(Saved entries)
--

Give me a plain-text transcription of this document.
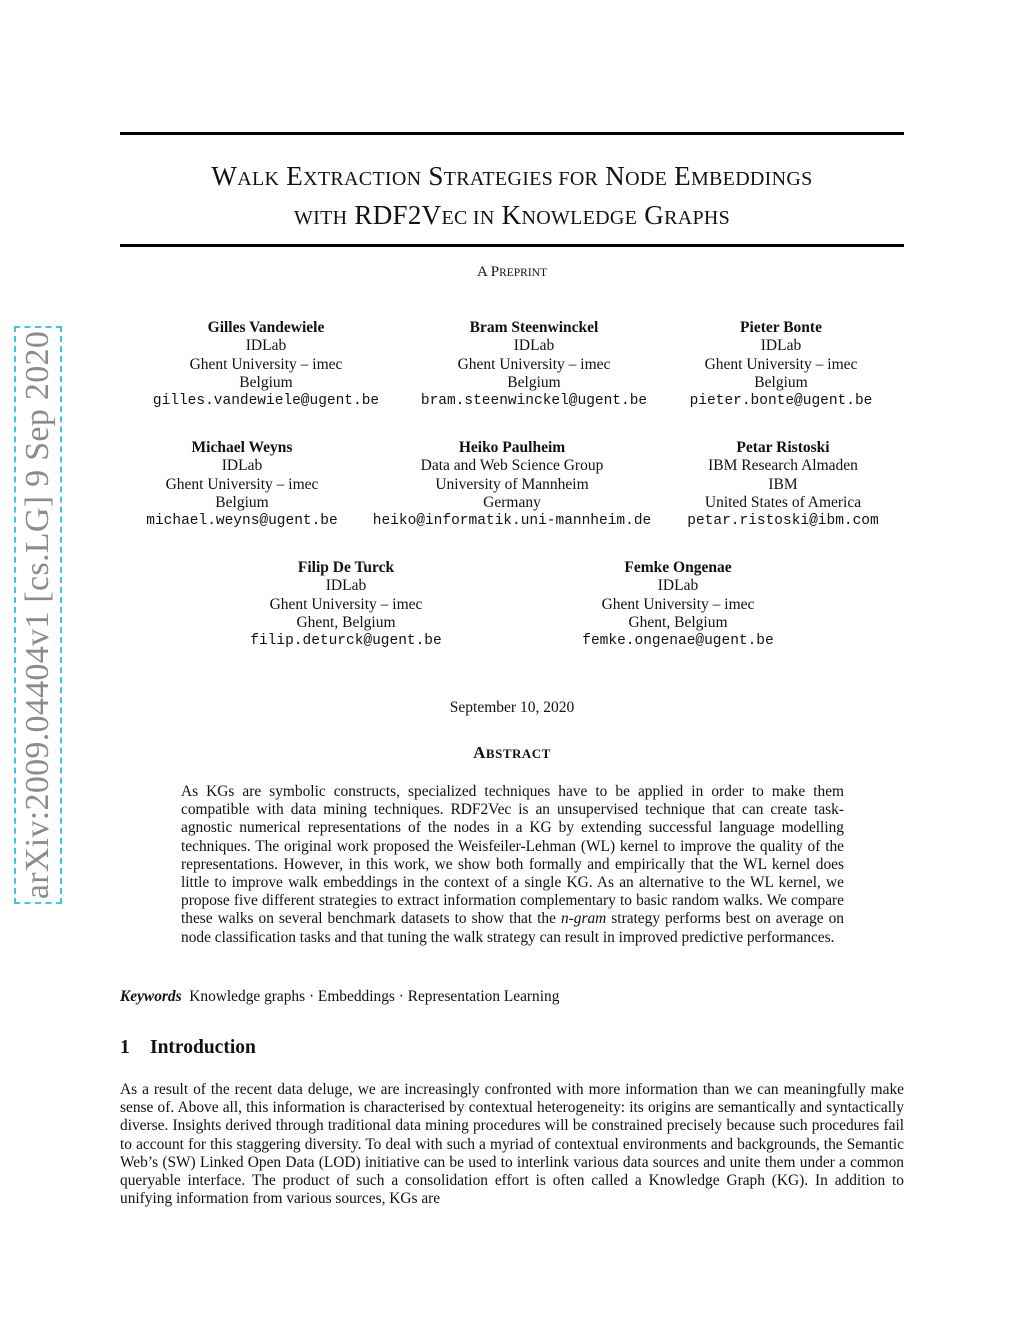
arXiv:2009.04404v1 [cs.LG] 9 Sep 2020
WALK EXTRACTION STRATEGIES FOR NODE EMBEDDINGS
WITH RDF2VEC IN KNOWLEDGE GRAPHS
A PREPRINT
Gilles Vandewiele
IDLab
Ghent University – imec
Belgium
gilles.vandewiele@ugent.be
Bram Steenwinckel
IDLab
Ghent University – imec
Belgium
bram.steenwinckel@ugent.be
Pieter Bonte
IDLab
Ghent University – imec
Belgium
pieter.bonte@ugent.be
Michael Weyns
IDLab
Ghent University – imec
Belgium
michael.weyns@ugent.be
Heiko Paulheim
Data and Web Science Group
University of Mannheim
Germany
heiko@informatik.uni-mannheim.de
Petar Ristoski
IBM Research Almaden
IBM
United States of America
petar.ristoski@ibm.com
Filip De Turck
IDLab
Ghent University – imec
Ghent, Belgium
filip.deturck@ugent.be
Femke Ongenae
IDLab
Ghent University – imec
Ghent, Belgium
femke.ongenae@ugent.be
September 10, 2020
ABSTRACT
As KGs are symbolic constructs, specialized techniques have to be applied in order to make them compatible with data mining techniques. RDF2Vec is an unsupervised technique that can create task-agnostic numerical representations of the nodes in a KG by extending successful language modelling techniques. The original work proposed the Weisfeiler-Lehman (WL) kernel to improve the quality of the representations. However, in this work, we show both formally and empirically that the WL kernel does little to improve walk embeddings in the context of a single KG. As an alternative to the WL kernel, we propose five different strategies to extract information complementary to basic random walks. We compare these walks on several benchmark datasets to show that the n-gram strategy performs best on average on node classification tasks and that tuning the walk strategy can result in improved predictive performances.
Keywords Knowledge graphs · Embeddings · Representation Learning
1 Introduction
As a result of the recent data deluge, we are increasingly confronted with more information than we can meaningfully make sense of. Above all, this information is characterised by contextual heterogeneity: its origins are semantically and syntactically diverse. Insights derived through traditional data mining procedures will be constrained precisely because such procedures fail to account for this staggering diversity. To deal with such a myriad of contextual environments and backgrounds, the Semantic Web’s (SW) Linked Open Data (LOD) initiative can be used to interlink various data sources and unite them under a common queryable interface. The product of such a consolidation effort is often called a Knowledge Graph (KG). In addition to unifying information from various sources, KGs are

--

### Stated exercise
All of the records need repeating exactly, except for the pictures.

### Response
Give me a plain-text transcription of this document.
arXiv:2009.04404v1 [cs.LG] 9 Sep 2020
WALK EXTRACTION STRATEGIES FOR NODE EMBEDDINGS
WITH RDF2VEC IN KNOWLEDGE GRAPHS
A PREPRINT
Gilles Vandewiele
IDLab
Ghent University – imec
Belgium
gilles.vandewiele@ugent.be
Bram Steenwinckel
IDLab
Ghent University – imec
Belgium
bram.steenwinckel@ugent.be
Pieter Bonte
IDLab
Ghent University – imec
Belgium
pieter.bonte@ugent.be
Michael Weyns
IDLab
Ghent University – imec
Belgium
michael.weyns@ugent.be
Heiko Paulheim
Data and Web Science Group
University of Mannheim
Germany
heiko@informatik.uni-mannheim.de
Petar Ristoski
IBM Research Almaden
IBM
United States of America
petar.ristoski@ibm.com
Filip De Turck
IDLab
Ghent University – imec
Ghent, Belgium
filip.deturck@ugent.be
Femke Ongenae
IDLab
Ghent University – imec
Ghent, Belgium
femke.ongenae@ugent.be
September 10, 2020
ABSTRACT
As KGs are symbolic constructs, specialized techniques have to be applied in order to make them compatible with data mining techniques. RDF2Vec is an unsupervised technique that can create task-agnostic numerical representations of the nodes in a KG by extending successful language modelling techniques. The original work proposed the Weisfeiler-Lehman (WL) kernel to improve the quality of the representations. However, in this work, we show both formally and empirically that the WL kernel does little to improve walk embeddings in the context of a single KG. As an alternative to the WL kernel, we propose five different strategies to extract information complementary to basic random walks. We compare these walks on several benchmark datasets to show that the n-gram strategy performs best on average on node classification tasks and that tuning the walk strategy can result in improved predictive performances.
Keywords Knowledge graphs · Embeddings · Representation Learning
1 Introduction
As a result of the recent data deluge, we are increasingly confronted with more information than we can meaningfully make sense of. Above all, this information is characterised by contextual heterogeneity: its origins are semantically and syntactically diverse. Insights derived through traditional data mining procedures will be constrained precisely because such procedures fail to account for this staggering diversity. To deal with such a myriad of contextual environments and backgrounds, the Semantic Web’s (SW) Linked Open Data (LOD) initiative can be used to interlink various data sources and unite them under a common queryable interface. The product of such a consolidation effort is often called a Knowledge Graph (KG). In addition to unifying information from various sources, KGs are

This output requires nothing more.